_Task brief_: Can you return each of the lines below verbatim, leaving nothing out and changing nothing?

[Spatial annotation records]
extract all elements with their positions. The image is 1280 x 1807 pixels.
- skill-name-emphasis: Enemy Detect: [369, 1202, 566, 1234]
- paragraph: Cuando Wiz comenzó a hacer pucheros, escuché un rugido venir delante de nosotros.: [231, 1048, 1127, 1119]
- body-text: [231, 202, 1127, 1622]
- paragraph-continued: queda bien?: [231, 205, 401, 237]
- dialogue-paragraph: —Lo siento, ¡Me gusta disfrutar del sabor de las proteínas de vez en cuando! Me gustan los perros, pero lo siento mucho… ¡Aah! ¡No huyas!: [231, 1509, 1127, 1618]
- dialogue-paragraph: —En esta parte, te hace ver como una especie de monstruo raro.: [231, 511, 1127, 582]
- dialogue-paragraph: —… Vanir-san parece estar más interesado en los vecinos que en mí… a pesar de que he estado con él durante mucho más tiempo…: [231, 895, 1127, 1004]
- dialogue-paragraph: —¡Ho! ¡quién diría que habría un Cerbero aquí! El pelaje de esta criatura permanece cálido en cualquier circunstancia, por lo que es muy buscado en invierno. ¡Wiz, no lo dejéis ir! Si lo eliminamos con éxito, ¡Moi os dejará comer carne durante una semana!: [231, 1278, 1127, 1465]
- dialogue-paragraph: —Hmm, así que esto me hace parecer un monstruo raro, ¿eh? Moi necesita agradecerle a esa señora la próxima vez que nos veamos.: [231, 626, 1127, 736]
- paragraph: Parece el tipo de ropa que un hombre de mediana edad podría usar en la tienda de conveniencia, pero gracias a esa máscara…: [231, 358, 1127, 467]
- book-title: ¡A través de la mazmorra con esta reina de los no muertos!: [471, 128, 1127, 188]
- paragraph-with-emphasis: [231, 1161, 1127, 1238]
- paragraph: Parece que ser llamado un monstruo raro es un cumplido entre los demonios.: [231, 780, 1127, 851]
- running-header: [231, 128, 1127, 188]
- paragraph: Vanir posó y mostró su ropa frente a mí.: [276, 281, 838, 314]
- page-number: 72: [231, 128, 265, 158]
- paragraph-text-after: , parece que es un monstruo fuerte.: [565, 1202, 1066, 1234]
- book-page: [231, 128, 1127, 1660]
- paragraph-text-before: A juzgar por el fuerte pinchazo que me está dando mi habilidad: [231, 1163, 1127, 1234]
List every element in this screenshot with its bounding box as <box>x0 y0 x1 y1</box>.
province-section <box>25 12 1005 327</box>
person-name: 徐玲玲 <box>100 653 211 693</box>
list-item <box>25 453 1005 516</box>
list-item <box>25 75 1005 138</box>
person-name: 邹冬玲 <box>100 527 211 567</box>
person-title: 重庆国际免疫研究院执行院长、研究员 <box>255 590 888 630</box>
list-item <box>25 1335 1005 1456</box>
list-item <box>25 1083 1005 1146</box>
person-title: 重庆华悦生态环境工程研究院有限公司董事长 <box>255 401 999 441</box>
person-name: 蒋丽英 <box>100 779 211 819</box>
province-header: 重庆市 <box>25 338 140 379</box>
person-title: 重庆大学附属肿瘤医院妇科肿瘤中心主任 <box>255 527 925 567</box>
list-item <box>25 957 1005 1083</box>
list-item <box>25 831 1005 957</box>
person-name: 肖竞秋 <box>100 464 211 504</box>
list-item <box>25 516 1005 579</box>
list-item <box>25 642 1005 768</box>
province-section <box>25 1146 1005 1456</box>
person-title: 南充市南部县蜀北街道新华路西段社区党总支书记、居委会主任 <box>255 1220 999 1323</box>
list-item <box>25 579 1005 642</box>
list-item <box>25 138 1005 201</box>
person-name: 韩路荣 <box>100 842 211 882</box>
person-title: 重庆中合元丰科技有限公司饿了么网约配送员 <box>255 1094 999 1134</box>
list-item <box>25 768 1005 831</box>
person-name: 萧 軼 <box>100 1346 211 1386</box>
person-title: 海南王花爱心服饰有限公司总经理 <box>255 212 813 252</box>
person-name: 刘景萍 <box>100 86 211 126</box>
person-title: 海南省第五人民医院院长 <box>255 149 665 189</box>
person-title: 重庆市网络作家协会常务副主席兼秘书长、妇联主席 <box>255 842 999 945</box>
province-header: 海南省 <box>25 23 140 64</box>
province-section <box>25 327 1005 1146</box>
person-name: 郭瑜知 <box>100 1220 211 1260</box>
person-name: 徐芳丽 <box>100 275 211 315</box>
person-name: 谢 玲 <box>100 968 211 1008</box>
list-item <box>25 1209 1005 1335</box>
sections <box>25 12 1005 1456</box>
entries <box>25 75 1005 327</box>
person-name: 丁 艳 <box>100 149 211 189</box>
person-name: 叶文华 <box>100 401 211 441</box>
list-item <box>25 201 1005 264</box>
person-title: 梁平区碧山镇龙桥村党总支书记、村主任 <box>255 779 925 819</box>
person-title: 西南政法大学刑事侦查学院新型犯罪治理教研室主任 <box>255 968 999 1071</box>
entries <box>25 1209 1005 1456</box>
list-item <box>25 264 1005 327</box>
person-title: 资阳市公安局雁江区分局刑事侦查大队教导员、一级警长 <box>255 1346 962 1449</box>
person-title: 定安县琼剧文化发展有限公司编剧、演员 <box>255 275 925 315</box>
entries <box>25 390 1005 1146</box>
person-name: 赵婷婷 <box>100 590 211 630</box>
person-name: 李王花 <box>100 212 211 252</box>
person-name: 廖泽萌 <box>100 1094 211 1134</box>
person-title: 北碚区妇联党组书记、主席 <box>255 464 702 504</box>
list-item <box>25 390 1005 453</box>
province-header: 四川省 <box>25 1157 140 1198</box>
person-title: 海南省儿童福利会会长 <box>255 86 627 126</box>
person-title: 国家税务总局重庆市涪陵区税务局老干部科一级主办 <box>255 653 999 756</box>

_Output of the task_:
extract all elements with their positions. The image is 1280 x 1807 pixels.
- skill-name-emphasis: Enemy Detect: [369, 1202, 566, 1234]
- paragraph: Cuando Wiz comenzó a hacer pucheros, escuché un rugido venir delante de nosotros.: [231, 1048, 1127, 1119]
- body-text: [231, 202, 1127, 1622]
- paragraph-continued: queda bien?: [231, 205, 401, 237]
- dialogue-paragraph: —Lo siento, ¡Me gusta disfrutar del sabor de las proteínas de vez en cuando! Me gustan los perros, pero lo siento mucho… ¡Aah! ¡No huyas!: [231, 1509, 1127, 1618]
- dialogue-paragraph: —En esta parte, te hace ver como una especie de monstruo raro.: [231, 511, 1127, 582]
- dialogue-paragraph: —… Vanir-san parece estar más interesado en los vecinos que en mí… a pesar de que he estado con él durante mucho más tiempo…: [231, 895, 1127, 1004]
- dialogue-paragraph: —¡Ho! ¡quién diría que habría un Cerbero aquí! El pelaje de esta criatura permanece cálido en cualquier circunstancia, por lo que es muy buscado en invierno. ¡Wiz, no lo dejéis ir! Si lo eliminamos con éxito, ¡Moi os dejará comer carne durante una semana!: [231, 1278, 1127, 1465]
- dialogue-paragraph: —Hmm, así que esto me hace parecer un monstruo raro, ¿eh? Moi necesita agradecerle a esa señora la próxima vez que nos veamos.: [231, 626, 1127, 736]
- paragraph: Parece el tipo de ropa que un hombre de mediana edad podría usar en la tienda de conveniencia, pero gracias a esa máscara…: [231, 358, 1127, 467]
- book-title: ¡A través de la mazmorra con esta reina de los no muertos!: [471, 128, 1127, 188]
- paragraph-with-emphasis: [231, 1161, 1127, 1238]
- paragraph: Parece que ser llamado un monstruo raro es un cumplido entre los demonios.: [231, 780, 1127, 851]
- running-header: [231, 128, 1127, 188]
- paragraph: Vanir posó y mostró su ropa frente a mí.: [276, 281, 838, 314]
- page-number: 72: [231, 128, 265, 158]
- paragraph-text-after: , parece que es un monstruo fuerte.: [565, 1202, 1066, 1234]
- book-page: [231, 128, 1127, 1660]
- paragraph-text-before: A juzgar por el fuerte pinchazo que me está dando mi habilidad: [231, 1163, 1127, 1234]
List every element in this screenshot with its bounding box as <box>x0 y0 x1 y1</box>.
province-section <box>25 12 1005 327</box>
person-name: 徐玲玲 <box>100 653 211 693</box>
list-item <box>25 453 1005 516</box>
list-item <box>25 75 1005 138</box>
person-name: 邹冬玲 <box>100 527 211 567</box>
person-title: 重庆国际免疫研究院执行院长、研究员 <box>255 590 888 630</box>
list-item <box>25 1335 1005 1456</box>
list-item <box>25 1083 1005 1146</box>
person-title: 重庆华悦生态环境工程研究院有限公司董事长 <box>255 401 999 441</box>
person-name: 蒋丽英 <box>100 779 211 819</box>
province-header: 重庆市 <box>25 338 140 379</box>
person-title: 重庆大学附属肿瘤医院妇科肿瘤中心主任 <box>255 527 925 567</box>
list-item <box>25 957 1005 1083</box>
list-item <box>25 831 1005 957</box>
person-name: 肖竞秋 <box>100 464 211 504</box>
list-item <box>25 516 1005 579</box>
list-item <box>25 642 1005 768</box>
province-section <box>25 1146 1005 1456</box>
person-title: 南充市南部县蜀北街道新华路西段社区党总支书记、居委会主任 <box>255 1220 999 1323</box>
list-item <box>25 579 1005 642</box>
list-item <box>25 138 1005 201</box>
person-name: 韩路荣 <box>100 842 211 882</box>
person-title: 重庆中合元丰科技有限公司饿了么网约配送员 <box>255 1094 999 1134</box>
list-item <box>25 768 1005 831</box>
person-name: 萧 軼 <box>100 1346 211 1386</box>
person-title: 海南王花爱心服饰有限公司总经理 <box>255 212 813 252</box>
person-name: 刘景萍 <box>100 86 211 126</box>
person-title: 海南省第五人民医院院长 <box>255 149 665 189</box>
person-title: 重庆市网络作家协会常务副主席兼秘书长、妇联主席 <box>255 842 999 945</box>
province-header: 海南省 <box>25 23 140 64</box>
province-section <box>25 327 1005 1146</box>
person-name: 郭瑜知 <box>100 1220 211 1260</box>
person-name: 徐芳丽 <box>100 275 211 315</box>
person-name: 谢 玲 <box>100 968 211 1008</box>
list-item <box>25 1209 1005 1335</box>
sections <box>25 12 1005 1456</box>
entries <box>25 75 1005 327</box>
person-name: 丁 艳 <box>100 149 211 189</box>
person-name: 叶文华 <box>100 401 211 441</box>
list-item <box>25 201 1005 264</box>
person-title: 梁平区碧山镇龙桥村党总支书记、村主任 <box>255 779 925 819</box>
person-title: 西南政法大学刑事侦查学院新型犯罪治理教研室主任 <box>255 968 999 1071</box>
entries <box>25 1209 1005 1456</box>
list-item <box>25 264 1005 327</box>
person-title: 资阳市公安局雁江区分局刑事侦查大队教导员、一级警长 <box>255 1346 962 1449</box>
person-title: 定安县琼剧文化发展有限公司编剧、演员 <box>255 275 925 315</box>
entries <box>25 390 1005 1146</box>
person-name: 赵婷婷 <box>100 590 211 630</box>
person-name: 李王花 <box>100 212 211 252</box>
person-name: 廖泽萌 <box>100 1094 211 1134</box>
person-title: 北碚区妇联党组书记、主席 <box>255 464 702 504</box>
list-item <box>25 390 1005 453</box>
province-header: 四川省 <box>25 1157 140 1198</box>
person-title: 海南省儿童福利会会长 <box>255 86 627 126</box>
person-title: 国家税务总局重庆市涪陵区税务局老干部科一级主办 <box>255 653 999 756</box>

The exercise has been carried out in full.